● RECORDS SHOWN
===============

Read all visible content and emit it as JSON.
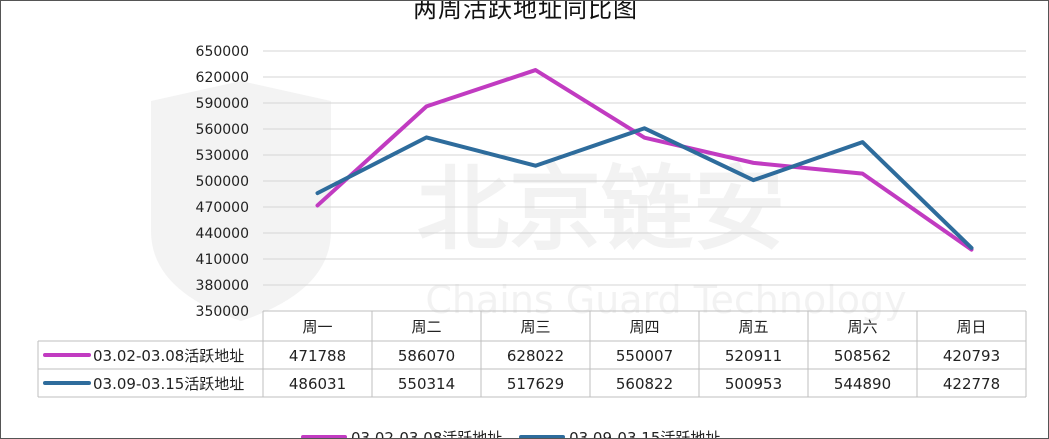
{
  "chart_data": {
    "type": "line",
    "title": "两周活跃地址同比图",
    "categories": [
      "周一",
      "周二",
      "周三",
      "周四",
      "周五",
      "周六",
      "周日"
    ],
    "yticks": [
      350000,
      380000,
      410000,
      440000,
      470000,
      500000,
      530000,
      560000,
      590000,
      620000,
      650000
    ],
    "ylim": [
      350000,
      650000
    ],
    "grid": true,
    "legend_position": "bottom",
    "series": [
      {
        "name": "03.02-03.08活跃地址",
        "color": "#c13bc1",
        "values": [
          471788,
          586070,
          628022,
          550007,
          520911,
          508562,
          420793
        ]
      },
      {
        "name": "03.09-03.15活跃地址",
        "color": "#2e6c9c",
        "values": [
          486031,
          550314,
          517629,
          560822,
          500953,
          544890,
          422778
        ]
      }
    ]
  },
  "watermark": {
    "cn": "北京链安",
    "en": "Chains Guard Technology"
  }
}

===============

Take the listing above and print it exactly, apart from the pictures.

Read all visible content and emit it as JSON.
{
  "chart_data": {
    "type": "line",
    "title": "两周活跃地址同比图",
    "categories": [
      "周一",
      "周二",
      "周三",
      "周四",
      "周五",
      "周六",
      "周日"
    ],
    "yticks": [
      350000,
      380000,
      410000,
      440000,
      470000,
      500000,
      530000,
      560000,
      590000,
      620000,
      650000
    ],
    "ylim": [
      350000,
      650000
    ],
    "grid": true,
    "legend_position": "bottom",
    "series": [
      {
        "name": "03.02-03.08活跃地址",
        "color": "#c13bc1",
        "values": [
          471788,
          586070,
          628022,
          550007,
          520911,
          508562,
          420793
        ]
      },
      {
        "name": "03.09-03.15活跃地址",
        "color": "#2e6c9c",
        "values": [
          486031,
          550314,
          517629,
          560822,
          500953,
          544890,
          422778
        ]
      }
    ]
  },
  "watermark": {
    "cn": "北京链安",
    "en": "Chains Guard Technology"
  }
}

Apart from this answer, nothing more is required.